=== The exercise ===
Restate the data exactly as given and keep the pictures out.

=== Input ===
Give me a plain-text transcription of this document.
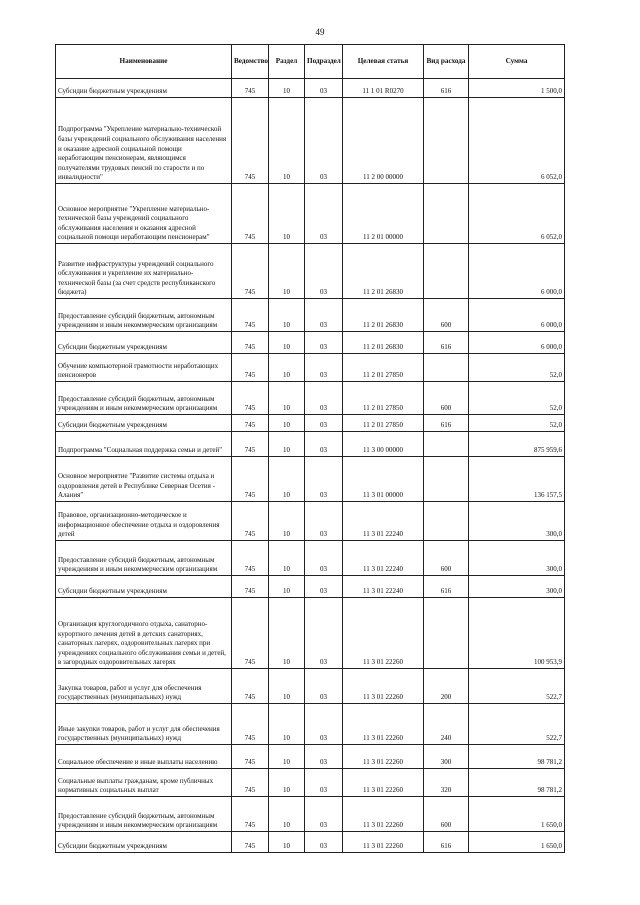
49
Наименование	Ведомство	Раздел	Подраздел	Целевая статья	Вид расхода	Сумма
Субсидии бюджетным учреждениям	745	10	03	11 1 01 R0270	616	1 500,0
Подпрограмма "Укрепление материально-технической базы учреждений социального обслуживания населения и оказание адресной социальной помощи неработающим пенсионерам, являющимся получателями трудовых пенсий по старости и по инвалидности"	745	10	03	11 2 00 00000		6 052,0
Основное мероприятие "Укрепление материально-технической базы учреждений социального обслуживания населения и оказания адресной социальной помощи неработающим пенсионерам"	745	10	03	11 2 01 00000		6 052,0
Развитие инфраструктуры учреждений социального обслуживания и укрепление их материально-технической базы (за счет средств республиканского бюджета)	745	10	03	11 2 01 26830		6 000,0
Предоставление субсидий бюджетным, автономным учреждениям и иным некоммерческим организациям	745	10	03	11 2 01 26830	600	6 000,0
Субсидии бюджетным учреждениям	745	10	03	11 2 01 26830	616	6 000,0
Обучение компьютерной грамотности неработающих пенсионеров	745	10	03	11 2 01 27850		52,0
Предоставление субсидий бюджетным, автономным учреждениям и иным некоммерческим организациям	745	10	03	11 2 01 27850	600	52,0
Субсидии бюджетным учреждениям	745	10	03	11 2 01 27850	616	52,0
Подпрограмма "Социальная поддержка семьи и детей"	745	10	03	11 3 00 00000		875 959,6
Основное мероприятие "Развитие системы отдыха и оздоровления детей в Республике Северная Осетия - Алания"	745	10	03	11 3 01 00000		136 157,5
Правовое, организационно-методическое и информационное обеспечение отдыха и оздоровления детей	745	10	03	11 3 01 22240		300,0
Предоставление субсидий бюджетным, автономным учреждениям и иным некоммерческим организациям	745	10	03	11 3 01 22240	600	300,0
Субсидии бюджетным учреждениям	745	10	03	11 3 01 22240	616	300,0
Организация круглогодичного отдыха, санаторно-курортного лечения детей в детских санаториях, санаторных лагерях, оздоровительных лагерях при учреждениях социального обслуживания семьи и детей, в загородных оздоровительных лагерях	745	10	03	11 3 01 22260		100 953,9
Закупка товаров, работ и услуг для обеспечения государственных (муниципальных) нужд	745	10	03	11 3 01 22260	200	522,7
Иные закупки товаров, работ и услуг для обеспечения государственных (муниципальных) нужд	745	10	03	11 3 01 22260	240	522,7
Социальное обеспечение и иные выплаты населению	745	10	03	11 3 01 22260	300	98 781,2
Социальные выплаты гражданам, кроме публичных нормативных социальных выплат	745	10	03	11 3 01 22260	320	98 781,2
Предоставление субсидий бюджетным, автономным учреждениям и иным некоммерческим организациям	745	10	03	11 3 01 22260	600	1 650,0
Субсидии бюджетным учреждениям	745	10	03	11 3 01 22260	616	1 650,0
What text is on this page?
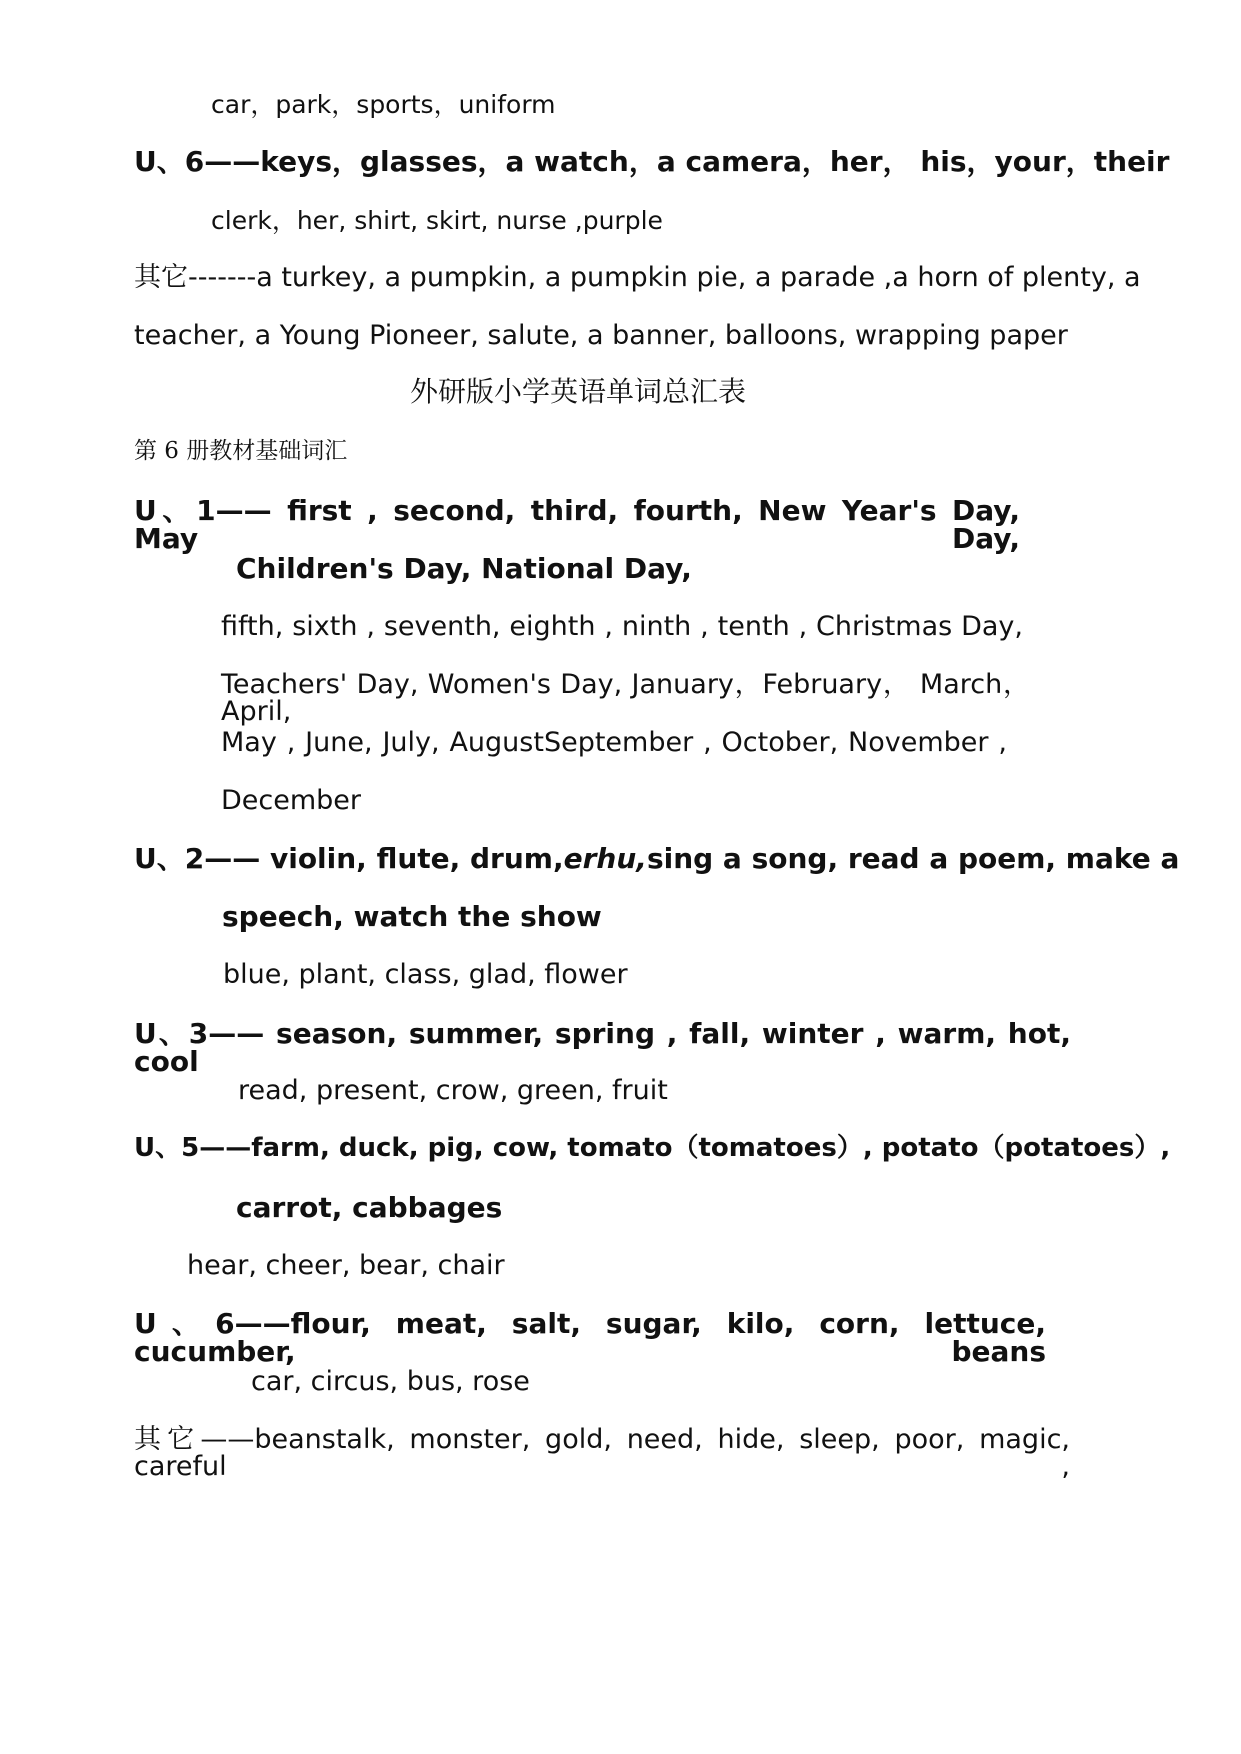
car，park，sports，uniform
U、6——keys，glasses，a watch，a camera，her， his，your，their
clerk，her, shirt, skirt, nurse ,purple
其它-------a turkey, a pumpkin, a pumpkin pie, a parade ,a horn of plenty, a
teacher, a Young Pioneer, salute, a banner, balloons, wrapping paper
外研版小学英语单词总汇表
第 6 册教材基础词汇
U、1—— first , second, third, fourth, New Year's Day, May Day,
Children's Day, National Day,
fifth, sixth , seventh, eighth , ninth , tenth , Christmas Day,
Teachers' Day, Women's Day, January，February， March，April,
May , June, July, AugustSeptember , October, November ,
December
U、2—— violin, flute, drum, erhu, sing a song, read a poem, make a
speech, watch the show
blue, plant, class, glad, flower
U、3—— season, summer, spring , fall, winter , warm, hot, cool
read, present, crow, green, fruit
U、5——farm, duck, pig, cow, tomato（tomatoes）, potato（potatoes）,
carrot, cabbages
hear, cheer, bear, chair
U、6——flour, meat, salt, sugar, kilo, corn, lettuce, cucumber, beans
car, circus, bus, rose
其它——beanstalk, monster, gold, need, hide, sleep, poor, magic, careful ,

=== Output of the exercise ===
Give me a plain-text transcription of this document.
49
Наименование	Ведомство	Раздел	Подраздел	Целевая статья	Вид расхода	Сумма
Субсидии бюджетным учреждениям	745	10	03	11 1 01 R0270	616	1 500,0
Подпрограмма "Укрепление материально-технической базы учреждений социального обслуживания населения и оказание адресной социальной помощи неработающим пенсионерам, являющимся получателями трудовых пенсий по старости и по инвалидности"	745	10	03	11 2 00 00000		6 052,0
Основное мероприятие "Укрепление материально-технической базы учреждений социального обслуживания населения и оказания адресной социальной помощи неработающим пенсионерам"	745	10	03	11 2 01 00000		6 052,0
Развитие инфраструктуры учреждений социального обслуживания и укрепление их материально-технической базы (за счет средств республиканского бюджета)	745	10	03	11 2 01 26830		6 000,0
Предоставление субсидий бюджетным, автономным учреждениям и иным некоммерческим организациям	745	10	03	11 2 01 26830	600	6 000,0
Субсидии бюджетным учреждениям	745	10	03	11 2 01 26830	616	6 000,0
Обучение компьютерной грамотности неработающих пенсионеров	745	10	03	11 2 01 27850		52,0
Предоставление субсидий бюджетным, автономным учреждениям и иным некоммерческим организациям	745	10	03	11 2 01 27850	600	52,0
Субсидии бюджетным учреждениям	745	10	03	11 2 01 27850	616	52,0
Подпрограмма "Социальная поддержка семьи и детей"	745	10	03	11 3 00 00000		875 959,6
Основное мероприятие "Развитие системы отдыха и оздоровления детей в Республике Северная Осетия - Алания"	745	10	03	11 3 01 00000		136 157,5
Правовое, организационно-методическое и информационное обеспечение отдыха и оздоровления детей	745	10	03	11 3 01 22240		300,0
Предоставление субсидий бюджетным, автономным учреждениям и иным некоммерческим организациям	745	10	03	11 3 01 22240	600	300,0
Субсидии бюджетным учреждениям	745	10	03	11 3 01 22240	616	300,0
Организация круглогодичного отдыха, санаторно-курортного лечения детей в детских санаториях, санаторных лагерях, оздоровительных лагерях при учреждениях социального обслуживания семьи и детей, в загородных оздоровительных лагерях	745	10	03	11 3 01 22260		100 953,9
Закупка товаров, работ и услуг для обеспечения государственных (муниципальных) нужд	745	10	03	11 3 01 22260	200	522,7
Иные закупки товаров, работ и услуг для обеспечения государственных (муниципальных) нужд	745	10	03	11 3 01 22260	240	522,7
Социальное обеспечение и иные выплаты населению	745	10	03	11 3 01 22260	300	98 781,2
Социальные выплаты гражданам, кроме публичных нормативных социальных выплат	745	10	03	11 3 01 22260	320	98 781,2
Предоставление субсидий бюджетным, автономным учреждениям и иным некоммерческим организациям	745	10	03	11 3 01 22260	600	1 650,0
Субсидии бюджетным учреждениям	745	10	03	11 3 01 22260	616	1 650,0
What text is on this page?
car，park，sports，uniform
U、6——keys，glasses，a watch，a camera，her， his，your，their
clerk，her, shirt, skirt, nurse ,purple
其它-------a turkey, a pumpkin, a pumpkin pie, a parade ,a horn of plenty, a
teacher, a Young Pioneer, salute, a banner, balloons, wrapping paper
外研版小学英语单词总汇表
第 6 册教材基础词汇
U、1—— first , second, third, fourth, New Year's Day, May Day,
Children's Day, National Day,
fifth, sixth , seventh, eighth , ninth , tenth , Christmas Day,
Teachers' Day, Women's Day, January，February， March，April,
May , June, July, AugustSeptember , October, November ,
December
U、2—— violin, flute, drum, erhu, sing a song, read a poem, make a
speech, watch the show
blue, plant, class, glad, flower
U、3—— season, summer, spring , fall, winter , warm, hot, cool
read, present, crow, green, fruit
U、5——farm, duck, pig, cow, tomato（tomatoes）, potato（potatoes）,
carrot, cabbages
hear, cheer, bear, chair
U、6——flour, meat, salt, sugar, kilo, corn, lettuce, cucumber, beans
car, circus, bus, rose
其它——beanstalk, monster, gold, need, hide, sleep, poor, magic, careful ,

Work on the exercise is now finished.